§ **WHAT IS REQUIRED**
Find the lines of data that contain the string "านหล", then list them.

___ RECORDS TO PROCESS

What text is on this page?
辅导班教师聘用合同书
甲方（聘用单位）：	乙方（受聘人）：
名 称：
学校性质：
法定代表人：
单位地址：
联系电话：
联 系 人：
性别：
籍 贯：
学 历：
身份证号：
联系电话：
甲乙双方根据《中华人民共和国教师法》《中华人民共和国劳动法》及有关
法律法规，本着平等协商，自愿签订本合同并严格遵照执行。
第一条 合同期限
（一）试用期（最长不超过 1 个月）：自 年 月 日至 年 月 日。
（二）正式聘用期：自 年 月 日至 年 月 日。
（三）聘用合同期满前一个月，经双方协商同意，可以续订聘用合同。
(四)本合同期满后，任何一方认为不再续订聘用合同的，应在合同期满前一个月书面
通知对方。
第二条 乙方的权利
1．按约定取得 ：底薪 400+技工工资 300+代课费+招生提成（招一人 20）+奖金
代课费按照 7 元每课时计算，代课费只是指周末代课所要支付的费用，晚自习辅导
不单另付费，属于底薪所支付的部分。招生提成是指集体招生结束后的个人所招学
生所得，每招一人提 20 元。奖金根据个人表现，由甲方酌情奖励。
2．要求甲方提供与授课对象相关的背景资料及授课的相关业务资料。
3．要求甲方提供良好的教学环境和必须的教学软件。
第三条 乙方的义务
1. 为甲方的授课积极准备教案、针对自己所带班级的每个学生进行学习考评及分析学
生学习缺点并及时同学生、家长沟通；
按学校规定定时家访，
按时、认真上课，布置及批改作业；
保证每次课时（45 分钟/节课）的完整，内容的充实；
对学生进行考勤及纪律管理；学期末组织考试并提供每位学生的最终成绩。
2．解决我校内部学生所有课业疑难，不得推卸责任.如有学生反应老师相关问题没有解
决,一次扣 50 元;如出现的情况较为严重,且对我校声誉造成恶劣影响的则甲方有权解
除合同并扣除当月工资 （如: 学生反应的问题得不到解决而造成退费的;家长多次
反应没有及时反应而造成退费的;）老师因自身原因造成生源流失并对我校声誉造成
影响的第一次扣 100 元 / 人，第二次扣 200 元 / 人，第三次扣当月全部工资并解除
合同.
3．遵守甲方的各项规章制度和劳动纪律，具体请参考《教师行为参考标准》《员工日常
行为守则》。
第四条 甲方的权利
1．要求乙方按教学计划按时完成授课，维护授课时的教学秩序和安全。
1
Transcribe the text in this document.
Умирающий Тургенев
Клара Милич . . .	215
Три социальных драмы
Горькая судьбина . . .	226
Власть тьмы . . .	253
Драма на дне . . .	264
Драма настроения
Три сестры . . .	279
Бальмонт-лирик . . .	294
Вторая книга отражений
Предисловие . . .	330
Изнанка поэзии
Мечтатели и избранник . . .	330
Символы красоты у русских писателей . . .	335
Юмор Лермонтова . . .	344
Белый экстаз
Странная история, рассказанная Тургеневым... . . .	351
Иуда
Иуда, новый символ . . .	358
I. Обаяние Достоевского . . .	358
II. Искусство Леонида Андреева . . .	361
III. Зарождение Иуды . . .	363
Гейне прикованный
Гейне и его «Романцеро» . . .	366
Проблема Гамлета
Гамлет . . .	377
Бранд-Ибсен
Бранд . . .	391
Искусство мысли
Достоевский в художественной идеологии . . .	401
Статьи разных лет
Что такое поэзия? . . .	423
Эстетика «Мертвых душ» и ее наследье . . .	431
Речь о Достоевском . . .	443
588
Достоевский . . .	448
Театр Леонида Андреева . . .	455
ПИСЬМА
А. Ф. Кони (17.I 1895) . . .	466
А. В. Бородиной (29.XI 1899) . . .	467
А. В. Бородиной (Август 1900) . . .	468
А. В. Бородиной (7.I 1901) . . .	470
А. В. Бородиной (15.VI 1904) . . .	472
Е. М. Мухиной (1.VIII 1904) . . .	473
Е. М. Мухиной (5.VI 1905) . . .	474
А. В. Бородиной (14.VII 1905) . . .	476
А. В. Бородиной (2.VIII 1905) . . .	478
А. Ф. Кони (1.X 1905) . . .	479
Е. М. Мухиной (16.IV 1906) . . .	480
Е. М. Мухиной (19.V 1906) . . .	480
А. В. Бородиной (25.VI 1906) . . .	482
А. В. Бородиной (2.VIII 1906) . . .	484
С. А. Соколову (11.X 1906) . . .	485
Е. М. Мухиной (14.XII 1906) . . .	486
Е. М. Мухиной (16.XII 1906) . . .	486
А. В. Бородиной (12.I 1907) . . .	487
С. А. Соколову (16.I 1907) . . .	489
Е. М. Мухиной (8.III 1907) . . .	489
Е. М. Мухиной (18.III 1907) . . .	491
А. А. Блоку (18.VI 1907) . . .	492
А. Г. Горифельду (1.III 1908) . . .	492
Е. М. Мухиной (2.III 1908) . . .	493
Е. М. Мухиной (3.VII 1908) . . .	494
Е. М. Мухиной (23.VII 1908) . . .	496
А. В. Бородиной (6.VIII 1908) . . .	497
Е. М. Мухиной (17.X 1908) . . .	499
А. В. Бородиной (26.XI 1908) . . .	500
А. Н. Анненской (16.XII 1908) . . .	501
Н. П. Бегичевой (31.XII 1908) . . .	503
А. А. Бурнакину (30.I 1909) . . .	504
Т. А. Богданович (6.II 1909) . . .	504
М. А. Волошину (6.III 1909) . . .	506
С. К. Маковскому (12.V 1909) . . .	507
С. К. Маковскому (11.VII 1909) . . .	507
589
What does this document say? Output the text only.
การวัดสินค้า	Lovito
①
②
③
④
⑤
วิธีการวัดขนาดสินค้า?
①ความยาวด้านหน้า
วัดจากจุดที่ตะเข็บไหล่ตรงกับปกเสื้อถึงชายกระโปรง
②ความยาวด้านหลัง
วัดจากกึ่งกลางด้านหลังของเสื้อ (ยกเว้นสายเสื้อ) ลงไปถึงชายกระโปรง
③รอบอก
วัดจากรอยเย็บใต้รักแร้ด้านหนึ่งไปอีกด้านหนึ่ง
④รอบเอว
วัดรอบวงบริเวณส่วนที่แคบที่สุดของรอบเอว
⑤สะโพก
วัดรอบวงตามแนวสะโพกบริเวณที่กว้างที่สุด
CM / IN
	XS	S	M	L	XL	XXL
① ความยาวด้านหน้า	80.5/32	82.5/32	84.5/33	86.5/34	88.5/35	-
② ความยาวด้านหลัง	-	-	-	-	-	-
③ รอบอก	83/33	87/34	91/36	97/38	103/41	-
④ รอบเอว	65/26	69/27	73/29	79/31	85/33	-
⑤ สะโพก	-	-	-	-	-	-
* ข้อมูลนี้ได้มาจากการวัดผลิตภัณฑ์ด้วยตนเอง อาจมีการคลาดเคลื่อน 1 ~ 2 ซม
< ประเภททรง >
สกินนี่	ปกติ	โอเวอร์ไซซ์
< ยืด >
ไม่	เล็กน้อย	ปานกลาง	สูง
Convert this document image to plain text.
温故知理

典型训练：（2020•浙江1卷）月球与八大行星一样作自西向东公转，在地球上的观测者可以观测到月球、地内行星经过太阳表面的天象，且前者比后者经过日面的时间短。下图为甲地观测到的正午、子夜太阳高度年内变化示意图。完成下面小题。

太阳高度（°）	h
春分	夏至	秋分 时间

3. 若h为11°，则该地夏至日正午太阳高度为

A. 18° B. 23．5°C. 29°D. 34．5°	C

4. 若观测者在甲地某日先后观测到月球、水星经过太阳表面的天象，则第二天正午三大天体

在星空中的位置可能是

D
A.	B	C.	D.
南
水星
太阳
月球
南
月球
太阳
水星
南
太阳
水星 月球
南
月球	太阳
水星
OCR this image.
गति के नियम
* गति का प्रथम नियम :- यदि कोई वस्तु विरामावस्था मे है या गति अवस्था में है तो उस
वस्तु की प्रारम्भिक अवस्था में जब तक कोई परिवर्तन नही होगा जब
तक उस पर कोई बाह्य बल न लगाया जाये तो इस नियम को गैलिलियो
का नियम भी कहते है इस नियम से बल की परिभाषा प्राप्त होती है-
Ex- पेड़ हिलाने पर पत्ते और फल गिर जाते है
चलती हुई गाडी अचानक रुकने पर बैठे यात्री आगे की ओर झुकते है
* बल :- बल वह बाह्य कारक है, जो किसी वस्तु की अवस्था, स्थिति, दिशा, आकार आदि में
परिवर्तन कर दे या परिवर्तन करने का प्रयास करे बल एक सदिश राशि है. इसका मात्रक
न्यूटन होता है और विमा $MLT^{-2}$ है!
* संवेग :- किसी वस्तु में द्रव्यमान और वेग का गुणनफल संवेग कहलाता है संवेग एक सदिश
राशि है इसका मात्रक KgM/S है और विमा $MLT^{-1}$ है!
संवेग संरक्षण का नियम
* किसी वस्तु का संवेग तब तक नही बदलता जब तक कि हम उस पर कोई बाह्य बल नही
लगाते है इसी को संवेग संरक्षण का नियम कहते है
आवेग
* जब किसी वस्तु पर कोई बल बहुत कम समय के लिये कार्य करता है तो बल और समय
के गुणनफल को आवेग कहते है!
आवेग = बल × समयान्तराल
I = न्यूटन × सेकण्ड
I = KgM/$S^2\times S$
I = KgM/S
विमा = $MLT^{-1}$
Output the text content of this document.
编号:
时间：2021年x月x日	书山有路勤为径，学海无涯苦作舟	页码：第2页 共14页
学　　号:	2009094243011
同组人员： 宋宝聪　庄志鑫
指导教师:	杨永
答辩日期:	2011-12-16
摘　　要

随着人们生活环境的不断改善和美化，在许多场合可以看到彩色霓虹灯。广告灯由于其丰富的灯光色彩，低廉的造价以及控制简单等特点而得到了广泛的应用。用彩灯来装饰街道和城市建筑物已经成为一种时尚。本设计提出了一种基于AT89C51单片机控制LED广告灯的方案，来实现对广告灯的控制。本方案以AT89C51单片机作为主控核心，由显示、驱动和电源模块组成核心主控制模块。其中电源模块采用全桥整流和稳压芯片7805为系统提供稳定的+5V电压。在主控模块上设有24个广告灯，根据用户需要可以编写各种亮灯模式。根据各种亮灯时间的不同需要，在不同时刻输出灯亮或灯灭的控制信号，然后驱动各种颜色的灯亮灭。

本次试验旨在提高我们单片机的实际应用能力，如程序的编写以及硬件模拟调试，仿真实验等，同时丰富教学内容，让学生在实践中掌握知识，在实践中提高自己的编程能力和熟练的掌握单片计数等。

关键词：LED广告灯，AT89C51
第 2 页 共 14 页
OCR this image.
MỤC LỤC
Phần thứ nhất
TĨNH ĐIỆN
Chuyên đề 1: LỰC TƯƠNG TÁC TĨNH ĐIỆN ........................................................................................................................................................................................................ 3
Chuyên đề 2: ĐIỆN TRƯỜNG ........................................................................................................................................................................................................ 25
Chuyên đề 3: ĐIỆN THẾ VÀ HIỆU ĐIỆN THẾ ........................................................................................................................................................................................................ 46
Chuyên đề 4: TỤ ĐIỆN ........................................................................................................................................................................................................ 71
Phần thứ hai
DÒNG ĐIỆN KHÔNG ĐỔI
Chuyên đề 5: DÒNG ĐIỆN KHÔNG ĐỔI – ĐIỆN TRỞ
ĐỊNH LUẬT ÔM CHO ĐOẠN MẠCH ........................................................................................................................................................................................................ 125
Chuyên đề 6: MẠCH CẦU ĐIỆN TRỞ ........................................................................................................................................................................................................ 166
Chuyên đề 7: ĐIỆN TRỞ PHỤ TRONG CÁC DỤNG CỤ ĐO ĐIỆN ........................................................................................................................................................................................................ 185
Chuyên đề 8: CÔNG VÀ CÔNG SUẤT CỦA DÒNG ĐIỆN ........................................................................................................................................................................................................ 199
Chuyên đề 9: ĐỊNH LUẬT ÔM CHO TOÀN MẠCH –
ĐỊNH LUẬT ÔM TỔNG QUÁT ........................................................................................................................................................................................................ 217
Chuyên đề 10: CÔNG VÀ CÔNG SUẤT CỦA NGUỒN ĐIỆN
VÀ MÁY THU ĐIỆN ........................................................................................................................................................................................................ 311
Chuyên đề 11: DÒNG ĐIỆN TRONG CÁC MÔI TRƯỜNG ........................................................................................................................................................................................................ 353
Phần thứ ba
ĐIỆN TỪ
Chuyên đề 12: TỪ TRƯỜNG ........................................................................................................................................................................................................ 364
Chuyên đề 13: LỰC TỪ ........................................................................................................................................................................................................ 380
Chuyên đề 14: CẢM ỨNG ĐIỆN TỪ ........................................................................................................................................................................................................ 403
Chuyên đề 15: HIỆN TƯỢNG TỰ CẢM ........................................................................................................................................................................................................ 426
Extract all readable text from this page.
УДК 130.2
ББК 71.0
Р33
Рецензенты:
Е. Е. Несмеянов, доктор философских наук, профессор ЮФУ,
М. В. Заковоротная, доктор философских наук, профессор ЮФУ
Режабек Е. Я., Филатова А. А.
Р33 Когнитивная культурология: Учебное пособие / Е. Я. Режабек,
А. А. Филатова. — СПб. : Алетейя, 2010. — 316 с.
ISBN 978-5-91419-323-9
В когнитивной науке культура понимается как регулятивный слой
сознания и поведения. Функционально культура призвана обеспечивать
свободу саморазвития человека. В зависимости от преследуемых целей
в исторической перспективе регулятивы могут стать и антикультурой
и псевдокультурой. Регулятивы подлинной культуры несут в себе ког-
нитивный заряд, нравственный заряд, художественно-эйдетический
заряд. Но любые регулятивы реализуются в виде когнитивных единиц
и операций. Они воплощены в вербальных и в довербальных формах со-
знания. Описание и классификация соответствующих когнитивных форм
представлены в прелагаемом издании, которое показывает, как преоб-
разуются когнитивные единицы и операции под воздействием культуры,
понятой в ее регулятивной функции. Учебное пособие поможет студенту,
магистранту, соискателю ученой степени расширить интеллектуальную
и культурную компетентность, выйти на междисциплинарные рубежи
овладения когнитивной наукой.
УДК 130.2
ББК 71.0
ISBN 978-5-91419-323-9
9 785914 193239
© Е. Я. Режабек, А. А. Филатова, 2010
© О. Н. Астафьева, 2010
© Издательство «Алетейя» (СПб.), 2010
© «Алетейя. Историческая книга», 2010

______

§ **TASK RESPONSE**
②ความยาวด้านหลัง
วัดจากกึ่งกลางด้านหลังของเสื้อ (ยกเว้นสายเสื้อ) ลงไปถึงชายกระโปรง
② ความยาวด้านหลัง	-	-	-	-	-	-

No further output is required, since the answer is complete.